EXERCISE PROMPT | Give all the lines below again, exactly, with no pictures.

::::

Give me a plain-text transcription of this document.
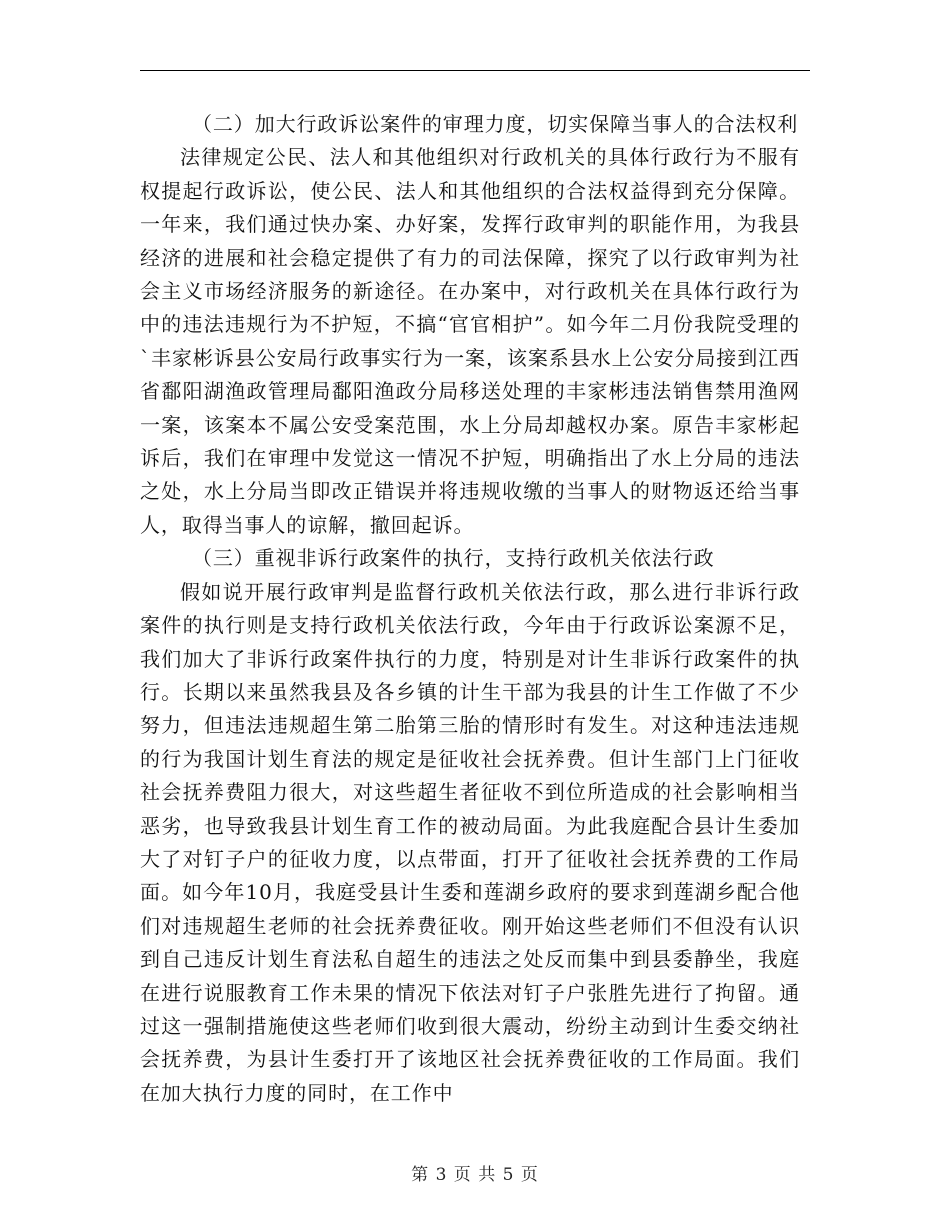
（二）加大行政诉讼案件的审理力度，切实保障当事人的合法权利

法律规定公民、法人和其他组织对行政机关的具体行政行为不服有权提起行政诉讼，使公民、法人和其他组织的合法权益得到充分保障。一年来，我们通过快办案、办好案，发挥行政审判的职能作用，为我县经济的进展和社会稳定提供了有力的司法保障，探究了以行政审判为社会主义市场经济服务的新途径。在办案中，对行政机关在具体行政行为中的违法违规行为不护短，不搞“官官相护”。如今年二月份我院受理的`丰家彬诉县公安局行政事实行为一案，该案系县水上公安分局接到江西省鄱阳湖渔政管理局鄱阳渔政分局移送处理的丰家彬违法销售禁用渔网一案，该案本不属公安受案范围，水上分局却越权办案。原告丰家彬起诉后，我们在审理中发觉这一情况不护短，明确指出了水上分局的违法之处，水上分局当即改正错误并将违规收缴的当事人的财物返还给当事人，取得当事人的谅解，撤回起诉。

（三）重视非诉行政案件的执行，支持行政机关依法行政

假如说开展行政审判是监督行政机关依法行政，那么进行非诉行政案件的执行则是支持行政机关依法行政，今年由于行政诉讼案源不足，我们加大了非诉行政案件执行的力度，特别是对计生非诉行政案件的执行。长期以来虽然我县及各乡镇的计生干部为我县的计生工作做了不少努力，但违法违规超生第二胎第三胎的情形时有发生。对这种违法违规的行为我国计划生育法的规定是征收社会抚养费。但计生部门上门征收社会抚养费阻力很大，对这些超生者征收不到位所造成的社会影响相当恶劣，也导致我县计划生育工作的被动局面。为此我庭配合县计生委加大了对钉子户的征收力度，以点带面，打开了征收社会抚养费的工作局面。如今年10月，我庭受县计生委和莲湖乡政府的要求到莲湖乡配合他们对违规超生老师的社会抚养费征收。刚开始这些老师们不但没有认识到自己违反计划生育法私自超生的违法之处反而集中到县委静坐，我庭在进行说服教育工作未果的情况下依法对钉子户张胜先进行了拘留。通过这一强制措施使这些老师们收到很大震动，纷纷主动到计生委交纳社会抚养费，为县计生委打开了该地区社会抚养费征收的工作局面。我们在加大执行力度的同时，在工作中

第 3 页 共 5 页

::::

EXERCISE RESULT |
Give me a plain-text transcription of this document.
（二）加大行政诉讼案件的审理力度，切实保障当事人的合法权利

法律规定公民、法人和其他组织对行政机关的具体行政行为不服有权提起行政诉讼，使公民、法人和其他组织的合法权益得到充分保障。一年来，我们通过快办案、办好案，发挥行政审判的职能作用，为我县经济的进展和社会稳定提供了有力的司法保障，探究了以行政审判为社会主义市场经济服务的新途径。在办案中，对行政机关在具体行政行为中的违法违规行为不护短，不搞“官官相护”。如今年二月份我院受理的`丰家彬诉县公安局行政事实行为一案，该案系县水上公安分局接到江西省鄱阳湖渔政管理局鄱阳渔政分局移送处理的丰家彬违法销售禁用渔网一案，该案本不属公安受案范围，水上分局却越权办案。原告丰家彬起诉后，我们在审理中发觉这一情况不护短，明确指出了水上分局的违法之处，水上分局当即改正错误并将违规收缴的当事人的财物返还给当事人，取得当事人的谅解，撤回起诉。

（三）重视非诉行政案件的执行，支持行政机关依法行政

假如说开展行政审判是监督行政机关依法行政，那么进行非诉行政案件的执行则是支持行政机关依法行政，今年由于行政诉讼案源不足，我们加大了非诉行政案件执行的力度，特别是对计生非诉行政案件的执行。长期以来虽然我县及各乡镇的计生干部为我县的计生工作做了不少努力，但违法违规超生第二胎第三胎的情形时有发生。对这种违法违规的行为我国计划生育法的规定是征收社会抚养费。但计生部门上门征收社会抚养费阻力很大，对这些超生者征收不到位所造成的社会影响相当恶劣，也导致我县计划生育工作的被动局面。为此我庭配合县计生委加大了对钉子户的征收力度，以点带面，打开了征收社会抚养费的工作局面。如今年10月，我庭受县计生委和莲湖乡政府的要求到莲湖乡配合他们对违规超生老师的社会抚养费征收。刚开始这些老师们不但没有认识到自己违反计划生育法私自超生的违法之处反而集中到县委静坐，我庭在进行说服教育工作未果的情况下依法对钉子户张胜先进行了拘留。通过这一强制措施使这些老师们收到很大震动，纷纷主动到计生委交纳社会抚养费，为县计生委打开了该地区社会抚养费征收的工作局面。我们在加大执行力度的同时，在工作中

第 3 页 共 5 页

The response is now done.